=== Directions ===
This task calls for copying every line in the data below that contains the word "starters".

=== Record excerpts ===
* * *

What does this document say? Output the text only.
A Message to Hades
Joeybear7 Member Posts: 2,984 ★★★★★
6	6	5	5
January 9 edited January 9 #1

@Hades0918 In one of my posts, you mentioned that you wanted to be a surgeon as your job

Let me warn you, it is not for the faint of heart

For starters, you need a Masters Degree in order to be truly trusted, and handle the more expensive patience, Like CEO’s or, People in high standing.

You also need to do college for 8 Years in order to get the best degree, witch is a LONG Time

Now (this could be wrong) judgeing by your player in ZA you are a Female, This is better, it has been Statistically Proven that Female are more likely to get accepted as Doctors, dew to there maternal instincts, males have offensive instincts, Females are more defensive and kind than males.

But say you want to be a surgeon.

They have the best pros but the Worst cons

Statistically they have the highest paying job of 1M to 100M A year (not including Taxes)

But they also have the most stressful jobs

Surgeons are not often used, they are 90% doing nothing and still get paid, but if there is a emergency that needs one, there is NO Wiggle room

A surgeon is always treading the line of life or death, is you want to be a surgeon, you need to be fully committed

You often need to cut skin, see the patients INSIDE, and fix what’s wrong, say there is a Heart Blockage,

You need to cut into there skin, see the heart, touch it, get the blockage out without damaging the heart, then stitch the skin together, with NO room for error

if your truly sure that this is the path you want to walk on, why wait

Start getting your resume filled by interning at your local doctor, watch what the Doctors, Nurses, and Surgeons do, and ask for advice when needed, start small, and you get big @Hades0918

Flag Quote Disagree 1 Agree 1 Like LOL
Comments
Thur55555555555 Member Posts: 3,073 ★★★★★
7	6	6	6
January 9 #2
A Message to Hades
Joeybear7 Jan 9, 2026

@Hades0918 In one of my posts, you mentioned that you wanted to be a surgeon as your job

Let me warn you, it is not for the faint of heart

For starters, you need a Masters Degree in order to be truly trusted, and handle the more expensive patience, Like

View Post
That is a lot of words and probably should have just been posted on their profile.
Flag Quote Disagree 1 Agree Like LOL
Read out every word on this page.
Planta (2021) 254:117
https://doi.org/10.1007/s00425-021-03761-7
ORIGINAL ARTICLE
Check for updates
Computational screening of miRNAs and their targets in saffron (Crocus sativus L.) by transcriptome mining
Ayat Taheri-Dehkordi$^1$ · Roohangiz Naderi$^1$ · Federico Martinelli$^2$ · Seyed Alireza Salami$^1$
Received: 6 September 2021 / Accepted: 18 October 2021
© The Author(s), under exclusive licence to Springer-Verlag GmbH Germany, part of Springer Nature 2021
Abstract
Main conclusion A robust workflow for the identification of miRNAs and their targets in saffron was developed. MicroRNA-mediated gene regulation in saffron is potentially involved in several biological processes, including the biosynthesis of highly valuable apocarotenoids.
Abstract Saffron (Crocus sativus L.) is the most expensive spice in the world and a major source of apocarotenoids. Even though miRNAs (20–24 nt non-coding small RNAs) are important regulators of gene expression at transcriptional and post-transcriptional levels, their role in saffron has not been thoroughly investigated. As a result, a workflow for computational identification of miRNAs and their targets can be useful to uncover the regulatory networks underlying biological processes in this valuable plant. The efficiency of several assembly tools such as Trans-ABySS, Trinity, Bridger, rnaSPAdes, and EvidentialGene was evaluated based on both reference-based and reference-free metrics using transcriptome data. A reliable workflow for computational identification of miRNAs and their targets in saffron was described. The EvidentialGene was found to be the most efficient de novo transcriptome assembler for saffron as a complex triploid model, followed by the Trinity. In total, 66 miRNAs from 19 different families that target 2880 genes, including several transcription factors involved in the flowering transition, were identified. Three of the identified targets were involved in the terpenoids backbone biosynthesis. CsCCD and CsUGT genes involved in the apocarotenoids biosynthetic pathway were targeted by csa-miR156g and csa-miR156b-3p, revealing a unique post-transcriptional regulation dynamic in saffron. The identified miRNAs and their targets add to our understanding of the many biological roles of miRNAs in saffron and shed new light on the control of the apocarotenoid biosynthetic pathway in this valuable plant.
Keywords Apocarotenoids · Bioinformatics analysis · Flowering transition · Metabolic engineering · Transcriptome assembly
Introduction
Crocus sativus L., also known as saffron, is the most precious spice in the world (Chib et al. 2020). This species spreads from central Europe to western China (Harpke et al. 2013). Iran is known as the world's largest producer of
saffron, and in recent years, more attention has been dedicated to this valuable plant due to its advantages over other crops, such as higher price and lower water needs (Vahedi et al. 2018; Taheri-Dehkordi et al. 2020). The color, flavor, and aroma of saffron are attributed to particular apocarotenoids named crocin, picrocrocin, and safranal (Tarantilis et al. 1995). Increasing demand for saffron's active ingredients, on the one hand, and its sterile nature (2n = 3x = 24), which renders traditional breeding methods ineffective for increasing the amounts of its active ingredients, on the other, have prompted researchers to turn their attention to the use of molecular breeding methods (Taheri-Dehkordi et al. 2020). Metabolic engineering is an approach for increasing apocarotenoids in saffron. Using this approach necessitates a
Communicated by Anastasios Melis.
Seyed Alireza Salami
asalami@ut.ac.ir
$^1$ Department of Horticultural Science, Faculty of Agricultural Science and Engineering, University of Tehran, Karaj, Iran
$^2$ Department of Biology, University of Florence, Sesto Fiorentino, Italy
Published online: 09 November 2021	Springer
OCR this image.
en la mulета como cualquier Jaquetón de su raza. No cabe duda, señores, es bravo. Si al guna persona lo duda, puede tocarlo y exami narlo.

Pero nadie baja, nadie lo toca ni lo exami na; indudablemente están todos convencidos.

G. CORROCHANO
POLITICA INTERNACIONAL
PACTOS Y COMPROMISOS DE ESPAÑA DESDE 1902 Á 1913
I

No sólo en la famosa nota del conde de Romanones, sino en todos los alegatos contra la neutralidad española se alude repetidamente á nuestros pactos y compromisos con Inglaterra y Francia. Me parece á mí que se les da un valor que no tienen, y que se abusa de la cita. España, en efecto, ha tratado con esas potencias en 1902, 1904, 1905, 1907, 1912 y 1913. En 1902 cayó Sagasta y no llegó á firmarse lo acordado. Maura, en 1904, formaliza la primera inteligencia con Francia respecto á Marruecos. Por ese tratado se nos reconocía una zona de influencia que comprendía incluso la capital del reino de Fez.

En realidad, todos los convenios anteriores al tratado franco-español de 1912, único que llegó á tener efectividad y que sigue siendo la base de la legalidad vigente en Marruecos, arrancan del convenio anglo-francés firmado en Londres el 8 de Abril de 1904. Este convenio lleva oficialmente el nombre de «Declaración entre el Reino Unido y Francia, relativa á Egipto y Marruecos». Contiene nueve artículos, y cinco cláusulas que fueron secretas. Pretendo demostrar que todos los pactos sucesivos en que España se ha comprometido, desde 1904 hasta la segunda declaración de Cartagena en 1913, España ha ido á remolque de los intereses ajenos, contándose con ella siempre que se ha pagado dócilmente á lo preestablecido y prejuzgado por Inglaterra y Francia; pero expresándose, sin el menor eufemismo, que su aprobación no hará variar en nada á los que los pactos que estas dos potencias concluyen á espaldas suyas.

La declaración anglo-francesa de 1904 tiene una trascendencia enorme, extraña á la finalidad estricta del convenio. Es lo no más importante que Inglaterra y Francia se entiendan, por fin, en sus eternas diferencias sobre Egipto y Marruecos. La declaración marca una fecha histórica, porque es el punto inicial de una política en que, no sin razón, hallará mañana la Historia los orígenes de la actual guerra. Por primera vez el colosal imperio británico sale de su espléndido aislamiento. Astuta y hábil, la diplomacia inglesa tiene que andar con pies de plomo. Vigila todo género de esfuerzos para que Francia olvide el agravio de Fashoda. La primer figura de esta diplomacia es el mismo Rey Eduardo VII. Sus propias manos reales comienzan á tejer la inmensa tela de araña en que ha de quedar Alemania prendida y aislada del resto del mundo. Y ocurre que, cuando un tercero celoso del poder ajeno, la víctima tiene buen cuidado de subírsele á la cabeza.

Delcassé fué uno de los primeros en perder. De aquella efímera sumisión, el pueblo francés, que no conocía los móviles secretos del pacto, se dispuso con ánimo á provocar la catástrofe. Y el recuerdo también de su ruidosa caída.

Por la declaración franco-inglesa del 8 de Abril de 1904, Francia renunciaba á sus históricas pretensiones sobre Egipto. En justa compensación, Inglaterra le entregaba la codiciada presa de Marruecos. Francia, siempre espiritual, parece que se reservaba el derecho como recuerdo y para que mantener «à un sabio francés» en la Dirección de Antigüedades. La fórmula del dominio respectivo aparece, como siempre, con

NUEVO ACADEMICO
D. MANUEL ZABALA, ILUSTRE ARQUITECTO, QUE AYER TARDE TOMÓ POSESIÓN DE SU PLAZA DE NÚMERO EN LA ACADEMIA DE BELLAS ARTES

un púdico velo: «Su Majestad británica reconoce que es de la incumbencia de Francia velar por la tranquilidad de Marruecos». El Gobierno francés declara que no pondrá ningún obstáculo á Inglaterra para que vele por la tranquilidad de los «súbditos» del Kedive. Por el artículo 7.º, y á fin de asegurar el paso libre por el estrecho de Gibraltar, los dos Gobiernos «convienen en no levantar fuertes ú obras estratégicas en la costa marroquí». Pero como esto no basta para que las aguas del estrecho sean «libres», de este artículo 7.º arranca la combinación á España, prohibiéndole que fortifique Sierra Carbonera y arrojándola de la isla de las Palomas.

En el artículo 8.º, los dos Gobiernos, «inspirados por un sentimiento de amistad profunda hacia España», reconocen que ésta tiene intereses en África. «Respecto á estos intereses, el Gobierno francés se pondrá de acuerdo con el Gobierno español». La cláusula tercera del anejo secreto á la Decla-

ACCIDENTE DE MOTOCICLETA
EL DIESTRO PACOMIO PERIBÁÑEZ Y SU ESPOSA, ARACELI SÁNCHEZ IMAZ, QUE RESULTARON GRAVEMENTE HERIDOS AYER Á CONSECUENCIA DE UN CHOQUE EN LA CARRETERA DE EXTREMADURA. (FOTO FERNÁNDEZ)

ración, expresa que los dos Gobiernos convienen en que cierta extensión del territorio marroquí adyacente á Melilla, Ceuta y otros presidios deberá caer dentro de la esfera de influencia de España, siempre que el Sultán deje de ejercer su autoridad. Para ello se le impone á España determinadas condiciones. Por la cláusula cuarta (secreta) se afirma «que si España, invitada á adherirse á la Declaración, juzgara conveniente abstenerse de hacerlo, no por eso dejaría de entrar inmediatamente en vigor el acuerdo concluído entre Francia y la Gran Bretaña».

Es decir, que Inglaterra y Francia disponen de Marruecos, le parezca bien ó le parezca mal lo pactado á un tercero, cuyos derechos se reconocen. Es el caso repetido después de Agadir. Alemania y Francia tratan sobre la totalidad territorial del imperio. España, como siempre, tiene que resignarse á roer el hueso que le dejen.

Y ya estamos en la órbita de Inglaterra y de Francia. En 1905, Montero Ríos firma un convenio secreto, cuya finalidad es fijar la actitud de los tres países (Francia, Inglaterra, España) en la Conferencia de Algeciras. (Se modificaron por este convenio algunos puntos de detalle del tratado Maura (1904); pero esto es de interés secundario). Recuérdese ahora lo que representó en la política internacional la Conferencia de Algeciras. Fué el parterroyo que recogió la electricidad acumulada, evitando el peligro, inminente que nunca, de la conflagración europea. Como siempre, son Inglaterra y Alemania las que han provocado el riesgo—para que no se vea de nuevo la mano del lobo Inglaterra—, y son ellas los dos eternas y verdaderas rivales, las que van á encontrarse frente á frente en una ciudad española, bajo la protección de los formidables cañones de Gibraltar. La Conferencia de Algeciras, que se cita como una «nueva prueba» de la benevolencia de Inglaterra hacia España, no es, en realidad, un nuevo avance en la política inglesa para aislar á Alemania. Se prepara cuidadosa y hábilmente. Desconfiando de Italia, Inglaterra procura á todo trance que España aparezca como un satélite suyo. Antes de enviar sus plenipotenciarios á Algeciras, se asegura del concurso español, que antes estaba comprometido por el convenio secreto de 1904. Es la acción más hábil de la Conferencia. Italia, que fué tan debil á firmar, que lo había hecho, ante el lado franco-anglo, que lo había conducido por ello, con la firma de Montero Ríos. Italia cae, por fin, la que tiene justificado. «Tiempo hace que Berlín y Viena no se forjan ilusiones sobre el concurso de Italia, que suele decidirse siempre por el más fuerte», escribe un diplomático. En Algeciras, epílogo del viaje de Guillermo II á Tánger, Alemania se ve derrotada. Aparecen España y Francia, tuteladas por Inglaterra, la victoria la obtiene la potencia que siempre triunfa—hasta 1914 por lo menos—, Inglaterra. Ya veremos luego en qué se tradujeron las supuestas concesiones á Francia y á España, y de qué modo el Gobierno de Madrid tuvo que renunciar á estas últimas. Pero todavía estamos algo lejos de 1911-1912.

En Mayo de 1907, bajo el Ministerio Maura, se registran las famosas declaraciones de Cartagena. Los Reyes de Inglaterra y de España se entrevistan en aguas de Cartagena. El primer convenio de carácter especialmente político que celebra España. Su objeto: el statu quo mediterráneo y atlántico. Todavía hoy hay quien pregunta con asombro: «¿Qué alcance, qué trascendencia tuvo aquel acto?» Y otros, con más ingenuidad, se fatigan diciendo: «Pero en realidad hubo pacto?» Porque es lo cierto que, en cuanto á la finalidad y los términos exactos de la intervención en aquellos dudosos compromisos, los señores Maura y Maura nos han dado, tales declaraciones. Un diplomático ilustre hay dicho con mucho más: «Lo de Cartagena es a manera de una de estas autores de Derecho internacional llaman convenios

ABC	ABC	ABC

* * *

=== Solution ===
For starters, you need a Masters Degree in order to be truly trusted, and handle the more expensive patience, Like CEO’s or, People in high standing.
For starters, you need a Masters Degree in order to be truly trusted, and handle the more expensive patience, Like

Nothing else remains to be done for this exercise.